YOUR OBJECTIVE: Find the string "aiheuttaa" in the records. Copy every line it appears in.
• • •
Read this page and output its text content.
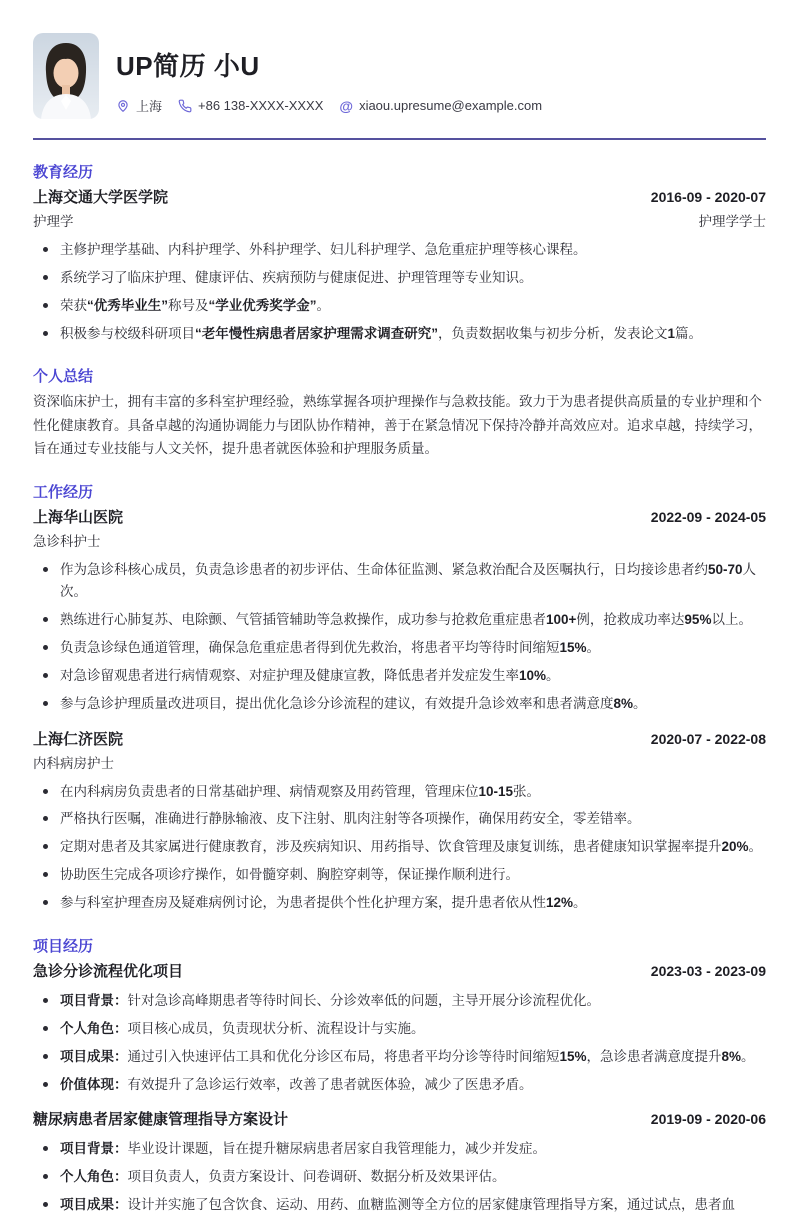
UP简历 小U
上海	+86 138-XXXX-XXXX @ xiaou.upresume@example.com
教育经历
上海交通大学医学院	2016-09 - 2020-07
护理学	护理学学士
主修护理学基础、内科护理学、外科护理学、妇儿科护理学、急危重症护理等核心课程。
系统学习了临床护理、健康评估、疾病预防与健康促进、护理管理等专业知识。
荣获“优秀毕业生”称号及“学业优秀奖学金”。
积极参与校级科研项目“老年慢性病患者居家护理需求调查研究”，负责数据收集与初步分析，发表论文1篇。
个人总结

资深临床护士，拥有丰富的多科室护理经验，熟练掌握各项护理操作与急救技能。致力于为患者提供高质量的专业护理和个性化健康教育。具备卓越的沟通协调能力与团队协作精神，善于在紧急情况下保持冷静并高效应对。追求卓越，持续学习，旨在通过专业技能与人文关怀，提升患者就医体验和护理服务质量。

工作经历
上海华山医院	2022-09 - 2024-05
急诊科护士
作为急诊科核心成员，负责急诊患者的初步评估、生命体征监测、紧急救治配合及医嘱执行，日均接诊患者约50-70人次。
熟练进行心肺复苏、电除颤、气管插管辅助等急救操作，成功参与抢救危重症患者100+例，抢救成功率达95%以上。
负责急诊绿色通道管理，确保急危重症患者得到优先救治，将患者平均等待时间缩短15%。
对急诊留观患者进行病情观察、对症护理及健康宣教，降低患者并发症发生率10%。
参与急诊护理质量改进项目，提出优化急诊分诊流程的建议，有效提升急诊效率和患者满意度8%。
上海仁济医院	2020-07 - 2022-08
内科病房护士
在内科病房负责患者的日常基础护理、病情观察及用药管理，管理床位10-15张。
严格执行医嘱，准确进行静脉输液、皮下注射、肌肉注射等各项操作，确保用药安全，零差错率。
定期对患者及其家属进行健康教育，涉及疾病知识、用药指导、饮食管理及康复训练，患者健康知识掌握率提升20%。
协助医生完成各项诊疗操作，如骨髓穿刺、胸腔穿刺等，保证操作顺利进行。
参与科室护理查房及疑难病例讨论，为患者提供个性化护理方案，提升患者依从性12%。
项目经历
急诊分诊流程优化项目	2023-03 - 2023-09
项目背景：针对急诊高峰期患者等待时间长、分诊效率低的问题，主导开展分诊流程优化。
个人角色：项目核心成员，负责现状分析、流程设计与实施。
项目成果：通过引入快速评估工具和优化分诊区布局，将患者平均分诊等待时间缩短15%，急诊患者满意度提升8%。
价值体现：有效提升了急诊运行效率，改善了患者就医体验，减少了医患矛盾。
糖尿病患者居家健康管理指导方案设计	2019-09 - 2020-06
项目背景：毕业设计课题，旨在提升糖尿病患者居家自我管理能力，减少并发症。
个人角色：项目负责人，负责方案设计、问卷调研、数据分析及效果评估。
项目成果：设计并实施了包含饮食、运动、用药、血糖监测等全方位的居家健康管理指导方案，通过试点，患者血
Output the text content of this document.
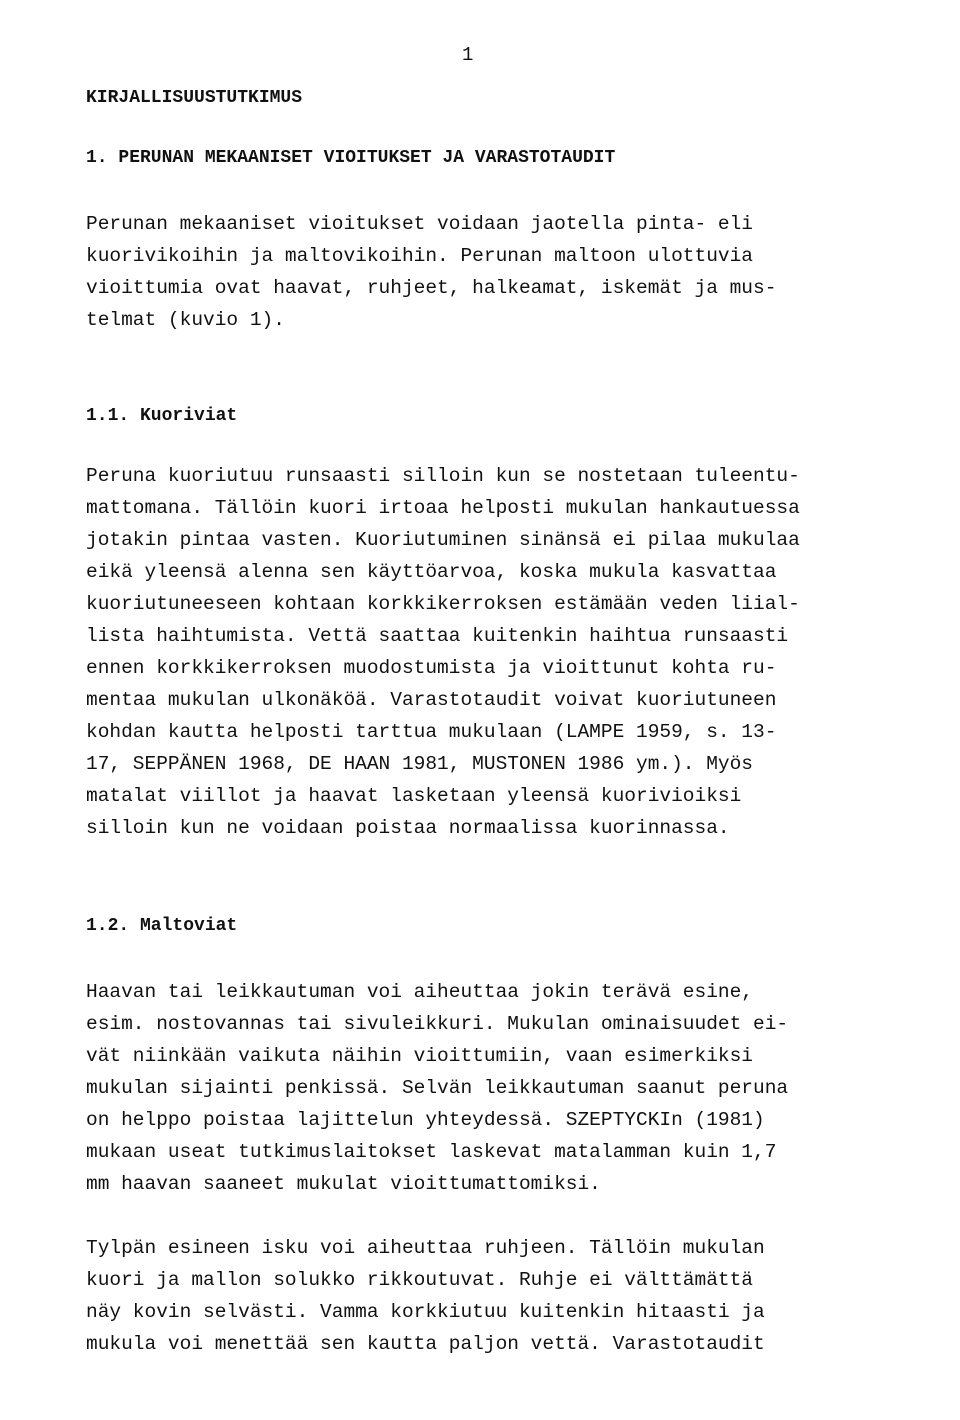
1
KIRJALLISUUSTUTKIMUS
1. PERUNAN MEKAANISET VIOITUKSET JA VARASTOTAUDIT
Perunan mekaaniset vioitukset voidaan jaotella pinta- eli
kuorivikoihin ja maltovikoihin. Perunan maltoon ulottuvia
vioittumia ovat haavat, ruhjeet, halkeamat, iskemät ja mus-
telmat (kuvio 1).
1.1. Kuoriviat
Peruna kuoriutuu runsaasti silloin kun se nostetaan tuleentu-
mattomana. Tällöin kuori irtoaa helposti mukulan hankautuessa
jotakin pintaa vasten. Kuoriutuminen sinänsä ei pilaa mukulaa
eikä yleensä alenna sen käyttöarvoa, koska mukula kasvattaa
kuoriutuneeseen kohtaan korkkikerroksen estämään veden liial-
lista haihtumista. Vettä saattaa kuitenkin haihtua runsaasti
ennen korkkikerroksen muodostumista ja vioittunut kohta ru-
mentaa mukulan ulkonäköä. Varastotaudit voivat kuoriutuneen
kohdan kautta helposti tarttua mukulaan (LAMPE 1959, s. 13-
17, SEPPÄNEN 1968, DE HAAN 1981, MUSTONEN 1986 ym.). Myös
matalat viillot ja haavat lasketaan yleensä kuorivioiksi
silloin kun ne voidaan poistaa normaalissa kuorinnassa.
1.2. Maltoviat
Haavan tai leikkautuman voi aiheuttaa jokin terävä esine,
esim. nostovannas tai sivuleikkuri. Mukulan ominaisuudet ei-
vät niinkään vaikuta näihin vioittumiin, vaan esimerkiksi
mukulan sijainti penkissä. Selvän leikkautuman saanut peruna
on helppo poistaa lajittelun yhteydessä. SZEPTYCKIn (1981)
mukaan useat tutkimuslaitokset laskevat matalamman kuin 1,7
mm haavan saaneet mukulat vioittumattomiksi.
Tylpän esineen isku voi aiheuttaa ruhjeen. Tällöin mukulan
kuori ja mallon solukko rikkoutuvat. Ruhje ei välttämättä
näy kovin selvästi. Vamma korkkiutuu kuitenkin hitaasti ja
mukula voi menettää sen kautta paljon vettä. Varastotaudit
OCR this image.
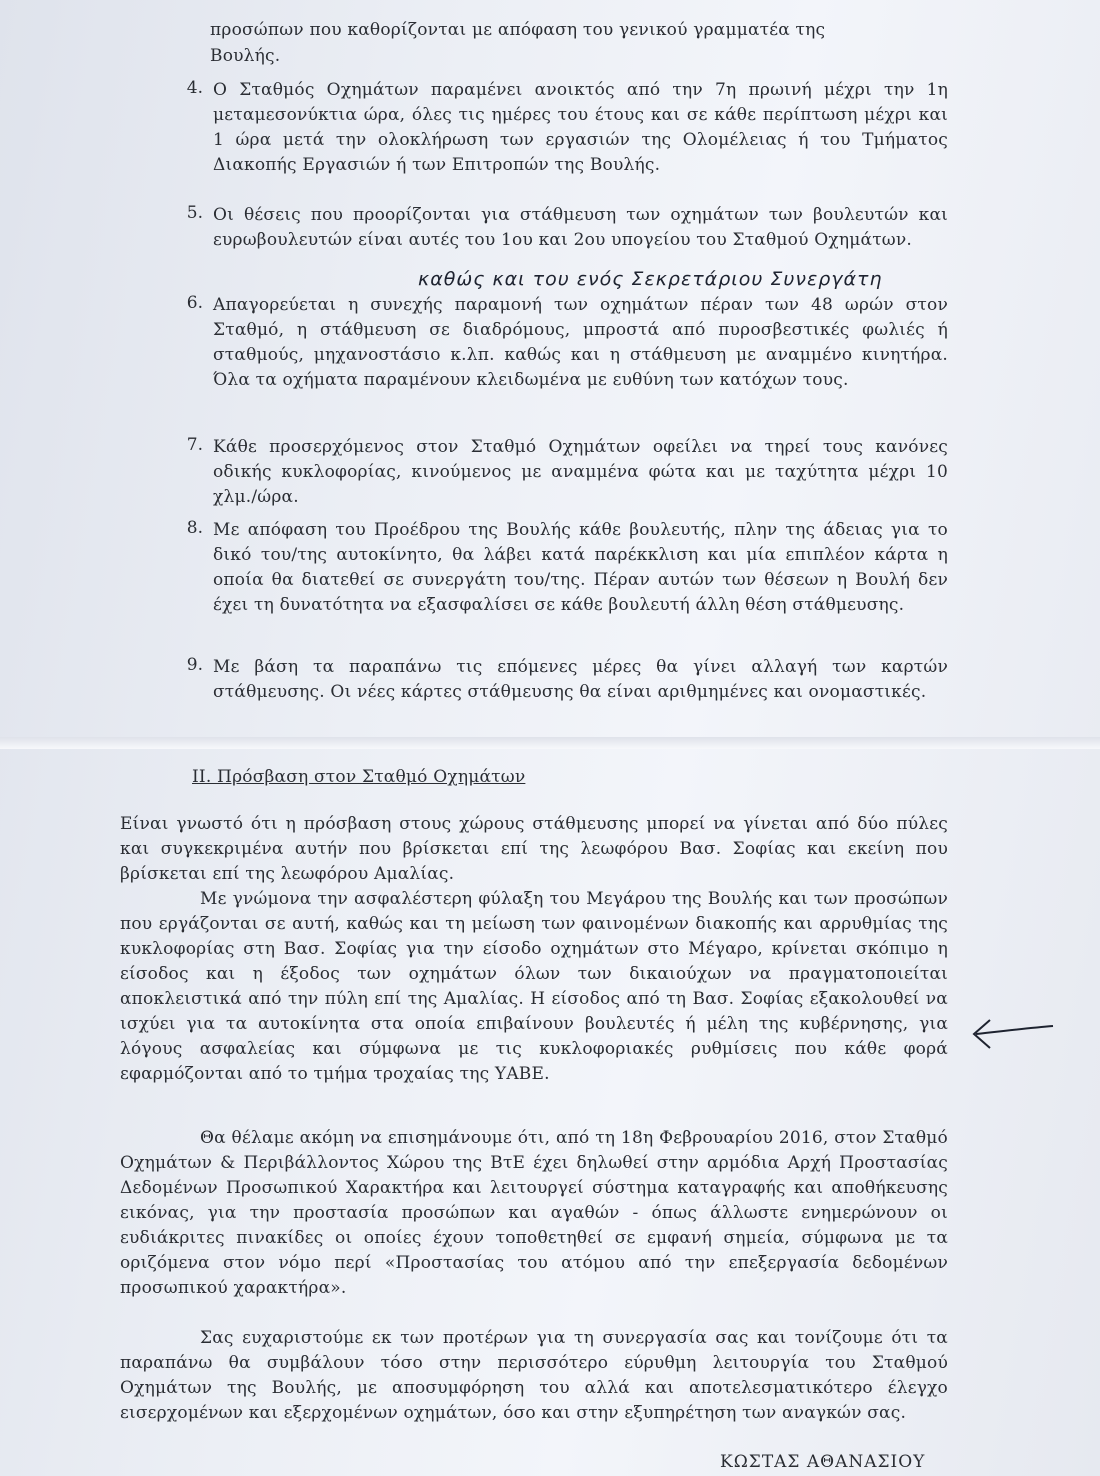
προσώπων που καθορίζονται με απόφαση του γενικού γραμματέα της
Βουλής.
4. Ο Σταθμός Οχημάτων παραμένει ανοικτός από την 7η πρωινή μέχρι την 1η μεταμεσονύκτια ώρα, όλες τις ημέρες του έτους και σε κάθε περίπτωση μέχρι και 1 ώρα μετά την ολοκλήρωση των εργασιών της Ολομέλειας ή του Τμήματος Διακοπής Εργασιών ή των Επιτροπών της Βουλής.
5. Οι θέσεις που προορίζονται για στάθμευση των οχημάτων των βουλευτών και ευρωβουλευτών είναι αυτές του 1ου και 2ου υπογείου του Σταθμού Οχημάτων.
καθώς και του ενός Σεκρετάριου Συνεργάτη
6. Απαγορεύεται η συνεχής παραμονή των οχημάτων πέραν των 48 ωρών στον Σταθμό, η στάθμευση σε διαδρόμους, μπροστά από πυροσβεστικές φωλιές ή σταθμούς, μηχανοστάσιο κ.λπ. καθώς και η στάθμευση με αναμμένο κινητήρα. Όλα τα οχήματα παραμένουν κλειδωμένα με ευθύνη των κατόχων τους.
7. Κάθε προσερχόμενος στον Σταθμό Οχημάτων οφείλει να τηρεί τους κανόνες οδικής κυκλοφορίας, κινούμενος με αναμμένα φώτα και με ταχύτητα μέχρι 10 χλμ./ώρα.
8. Με απόφαση του Προέδρου της Βουλής κάθε βουλευτής, πλην της άδειας για το δικό του/της αυτοκίνητο, θα λάβει κατά παρέκκλιση και μία επιπλέον κάρτα η οποία θα διατεθεί σε συνεργάτη του/της. Πέραν αυτών των θέσεων η Βουλή δεν έχει τη δυνατότητα να εξασφαλίσει σε κάθε βουλευτή άλλη θέση στάθμευσης.
9. Με βάση τα παραπάνω τις επόμενες μέρες θα γίνει αλλαγή των καρτών στάθμευσης. Οι νέες κάρτες στάθμευσης θα είναι αριθμημένες και ονομαστικές.
ΙΙ. Πρόσβαση στον Σταθμό Οχημάτων
Είναι γνωστό ότι η πρόσβαση στους χώρους στάθμευσης μπορεί να γίνεται από δύο πύλες και συγκεκριμένα αυτήν που βρίσκεται επί της λεωφόρου Βασ. Σοφίας και εκείνη που βρίσκεται επί της λεωφόρου Αμαλίας.
Με γνώμονα την ασφαλέστερη φύλαξη του Μεγάρου της Βουλής και των προσώπων που εργάζονται σε αυτή, καθώς και τη μείωση των φαινομένων διακοπής και αρρυθμίας της κυκλοφορίας στη Βασ. Σοφίας για την είσοδο οχημάτων στο Μέγαρο, κρίνεται σκόπιμο η είσοδος και η έξοδος των οχημάτων όλων των δικαιούχων να πραγματοποιείται αποκλειστικά από την πύλη επί της Αμαλίας. Η είσοδος από τη Βασ. Σοφίας εξακολουθεί να ισχύει για τα αυτοκίνητα στα οποία επιβαίνουν βουλευτές ή μέλη της κυβέρνησης, για λόγους ασφαλείας και σύμφωνα με τις κυκλοφοριακές ρυθμίσεις που κάθε φορά εφαρμόζονται από το τμήμα τροχαίας της ΥΑΒΕ.
Θα θέλαμε ακόμη να επισημάνουμε ότι, από τη 18η Φεβρουαρίου 2016, στον Σταθμό Οχημάτων & Περιβάλλοντος Χώρου της ΒτΕ έχει δηλωθεί στην αρμόδια Αρχή Προστασίας Δεδομένων Προσωπικού Χαρακτήρα και λειτουργεί σύστημα καταγραφής και αποθήκευσης εικόνας, για την προστασία προσώπων και αγαθών - όπως άλλωστε ενημερώνουν οι ευδιάκριτες πινακίδες οι οποίες έχουν τοποθετηθεί σε εμφανή σημεία, σύμφωνα με τα οριζόμενα στον νόμο περί «Προστασίας του ατόμου από την επεξεργασία δεδομένων προσωπικού χαρακτήρα».
Σας ευχαριστούμε εκ των προτέρων για τη συνεργασία σας και τονίζουμε ότι τα παραπάνω θα συμβάλουν τόσο στην περισσότερο εύρυθμη λειτουργία του Σταθμού Οχημάτων της Βουλής, με αποσυμφόρηση του αλλά και αποτελεσματικότερο έλεγχο εισερχομένων και εξερχομένων οχημάτων, όσο και στην εξυπηρέτηση των αναγκών σας.
ΚΩΣΤΑΣ ΑΘΑΝΑΣΙΟΥ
• • •
CORRECT OUTPUT:
Haavan tai leikkautuman voi aiheuttaa jokin terävä esine,
Tylpän esineen isku voi aiheuttaa ruhjeen. Tällöin mukulan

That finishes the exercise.